▶ [GIVEN EXERCISE]
Reproduce only the lines from the line containing "Output the text content of this document." to the end of the entries below, including both of those lines.

........

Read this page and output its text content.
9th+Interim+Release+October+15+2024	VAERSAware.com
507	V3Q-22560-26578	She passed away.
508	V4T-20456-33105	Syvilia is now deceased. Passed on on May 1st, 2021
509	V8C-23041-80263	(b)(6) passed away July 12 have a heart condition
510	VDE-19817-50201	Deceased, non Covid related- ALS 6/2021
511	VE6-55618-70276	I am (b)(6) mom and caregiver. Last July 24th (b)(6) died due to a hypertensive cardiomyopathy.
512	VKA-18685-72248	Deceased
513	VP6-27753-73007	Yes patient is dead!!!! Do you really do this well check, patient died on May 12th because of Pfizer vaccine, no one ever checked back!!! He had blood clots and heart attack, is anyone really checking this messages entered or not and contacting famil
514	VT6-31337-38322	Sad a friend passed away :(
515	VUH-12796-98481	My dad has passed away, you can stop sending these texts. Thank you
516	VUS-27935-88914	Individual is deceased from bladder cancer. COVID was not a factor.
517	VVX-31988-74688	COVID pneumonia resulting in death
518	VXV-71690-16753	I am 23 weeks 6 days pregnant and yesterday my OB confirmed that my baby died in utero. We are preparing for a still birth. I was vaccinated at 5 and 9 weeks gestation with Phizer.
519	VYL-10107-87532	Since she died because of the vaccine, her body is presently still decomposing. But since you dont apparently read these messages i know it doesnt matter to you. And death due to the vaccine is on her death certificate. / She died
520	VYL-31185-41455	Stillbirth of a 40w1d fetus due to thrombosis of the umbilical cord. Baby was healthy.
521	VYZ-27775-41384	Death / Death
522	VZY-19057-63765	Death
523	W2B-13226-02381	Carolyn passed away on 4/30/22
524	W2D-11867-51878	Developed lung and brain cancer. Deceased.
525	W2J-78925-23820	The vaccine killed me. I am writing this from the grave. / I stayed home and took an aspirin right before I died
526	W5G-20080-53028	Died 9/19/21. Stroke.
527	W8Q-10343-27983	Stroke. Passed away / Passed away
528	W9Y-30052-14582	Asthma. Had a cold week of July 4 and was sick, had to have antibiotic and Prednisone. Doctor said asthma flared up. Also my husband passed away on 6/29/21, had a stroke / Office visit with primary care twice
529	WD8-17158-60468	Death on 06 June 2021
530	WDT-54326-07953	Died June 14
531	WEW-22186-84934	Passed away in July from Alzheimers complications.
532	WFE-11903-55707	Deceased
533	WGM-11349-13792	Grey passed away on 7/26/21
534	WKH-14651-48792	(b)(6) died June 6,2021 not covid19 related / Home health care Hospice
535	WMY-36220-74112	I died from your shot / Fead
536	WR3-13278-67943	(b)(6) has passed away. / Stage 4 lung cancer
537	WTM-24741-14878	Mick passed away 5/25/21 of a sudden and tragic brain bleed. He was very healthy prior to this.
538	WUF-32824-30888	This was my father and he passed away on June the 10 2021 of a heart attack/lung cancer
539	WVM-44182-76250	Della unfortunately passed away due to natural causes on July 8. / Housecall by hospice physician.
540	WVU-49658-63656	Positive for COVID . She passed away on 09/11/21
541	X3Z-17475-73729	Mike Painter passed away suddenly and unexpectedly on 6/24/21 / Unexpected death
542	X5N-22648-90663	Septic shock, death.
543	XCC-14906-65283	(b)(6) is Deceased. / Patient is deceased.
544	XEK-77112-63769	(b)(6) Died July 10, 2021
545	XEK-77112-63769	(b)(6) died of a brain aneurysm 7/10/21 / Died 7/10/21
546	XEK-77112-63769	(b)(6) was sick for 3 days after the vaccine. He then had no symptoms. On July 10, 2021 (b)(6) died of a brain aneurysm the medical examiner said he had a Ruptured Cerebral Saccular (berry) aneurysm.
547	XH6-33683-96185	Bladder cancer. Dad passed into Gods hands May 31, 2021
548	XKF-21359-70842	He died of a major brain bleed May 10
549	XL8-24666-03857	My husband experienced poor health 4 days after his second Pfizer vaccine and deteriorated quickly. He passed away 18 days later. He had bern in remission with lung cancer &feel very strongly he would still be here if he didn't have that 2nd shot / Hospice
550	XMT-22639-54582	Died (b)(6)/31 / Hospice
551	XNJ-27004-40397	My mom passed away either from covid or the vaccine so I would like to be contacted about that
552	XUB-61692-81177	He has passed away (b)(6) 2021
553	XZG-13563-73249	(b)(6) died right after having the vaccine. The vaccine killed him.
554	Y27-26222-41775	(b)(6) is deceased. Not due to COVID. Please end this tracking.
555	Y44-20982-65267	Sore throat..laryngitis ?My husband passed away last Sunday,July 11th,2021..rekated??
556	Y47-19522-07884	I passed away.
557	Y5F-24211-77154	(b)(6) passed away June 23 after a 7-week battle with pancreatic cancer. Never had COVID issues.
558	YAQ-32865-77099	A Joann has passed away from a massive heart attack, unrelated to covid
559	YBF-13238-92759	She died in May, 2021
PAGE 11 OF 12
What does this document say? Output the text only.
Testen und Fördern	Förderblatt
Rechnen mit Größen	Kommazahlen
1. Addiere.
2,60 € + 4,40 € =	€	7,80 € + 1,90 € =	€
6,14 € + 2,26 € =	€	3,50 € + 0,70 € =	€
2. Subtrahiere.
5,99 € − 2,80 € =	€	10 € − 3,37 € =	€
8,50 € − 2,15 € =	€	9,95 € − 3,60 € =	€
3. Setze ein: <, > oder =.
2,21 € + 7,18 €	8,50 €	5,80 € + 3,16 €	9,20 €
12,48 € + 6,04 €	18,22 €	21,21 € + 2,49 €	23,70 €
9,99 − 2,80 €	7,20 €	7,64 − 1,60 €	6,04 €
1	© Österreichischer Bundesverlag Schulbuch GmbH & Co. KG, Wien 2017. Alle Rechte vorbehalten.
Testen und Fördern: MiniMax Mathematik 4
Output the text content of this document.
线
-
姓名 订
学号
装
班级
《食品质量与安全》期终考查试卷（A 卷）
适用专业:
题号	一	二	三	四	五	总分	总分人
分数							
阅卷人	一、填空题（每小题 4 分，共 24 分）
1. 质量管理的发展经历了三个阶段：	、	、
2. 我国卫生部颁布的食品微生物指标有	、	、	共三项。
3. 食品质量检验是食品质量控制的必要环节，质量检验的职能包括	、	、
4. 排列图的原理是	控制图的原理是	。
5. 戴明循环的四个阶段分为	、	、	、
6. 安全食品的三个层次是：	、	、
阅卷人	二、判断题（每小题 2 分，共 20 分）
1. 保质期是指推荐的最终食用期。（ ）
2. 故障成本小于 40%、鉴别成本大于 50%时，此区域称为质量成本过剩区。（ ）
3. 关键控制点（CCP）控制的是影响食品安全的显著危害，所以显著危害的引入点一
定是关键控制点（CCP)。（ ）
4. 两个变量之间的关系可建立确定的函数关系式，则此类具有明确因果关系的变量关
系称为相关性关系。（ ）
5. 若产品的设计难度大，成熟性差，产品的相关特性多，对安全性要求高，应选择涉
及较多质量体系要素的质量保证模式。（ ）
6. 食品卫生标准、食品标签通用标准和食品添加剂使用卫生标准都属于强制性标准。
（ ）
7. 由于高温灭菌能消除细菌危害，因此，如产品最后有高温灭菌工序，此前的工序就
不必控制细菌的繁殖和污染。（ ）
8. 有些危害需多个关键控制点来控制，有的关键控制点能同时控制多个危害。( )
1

........

▶ [RESULT OF THE EXERCISE]
Output the text content of this document.
线
-
姓名 订
学号
装
班级
《食品质量与安全》期终考查试卷（A 卷）
适用专业:
题号	一	二	三	四	五	总分	总分人
分数							
阅卷人	一、填空题（每小题 4 分，共 24 分）
1. 质量管理的发展经历了三个阶段：	、	、
2. 我国卫生部颁布的食品微生物指标有	、	、	共三项。
3. 食品质量检验是食品质量控制的必要环节，质量检验的职能包括	、	、
4. 排列图的原理是	控制图的原理是	。
5. 戴明循环的四个阶段分为	、	、	、
6. 安全食品的三个层次是：	、	、
阅卷人	二、判断题（每小题 2 分，共 20 分）
1. 保质期是指推荐的最终食用期。（ ）
2. 故障成本小于 40%、鉴别成本大于 50%时，此区域称为质量成本过剩区。（ ）
3. 关键控制点（CCP）控制的是影响食品安全的显著危害，所以显著危害的引入点一
定是关键控制点（CCP)。（ ）
4. 两个变量之间的关系可建立确定的函数关系式，则此类具有明确因果关系的变量关
系称为相关性关系。（ ）
5. 若产品的设计难度大，成熟性差，产品的相关特性多，对安全性要求高，应选择涉
及较多质量体系要素的质量保证模式。（ ）
6. 食品卫生标准、食品标签通用标准和食品添加剂使用卫生标准都属于强制性标准。
（ ）
7. 由于高温灭菌能消除细菌危害，因此，如产品最后有高温灭菌工序，此前的工序就
不必控制细菌的繁殖和污染。（ ）
8. 有些危害需多个关键控制点来控制，有的关键控制点能同时控制多个危害。( )
1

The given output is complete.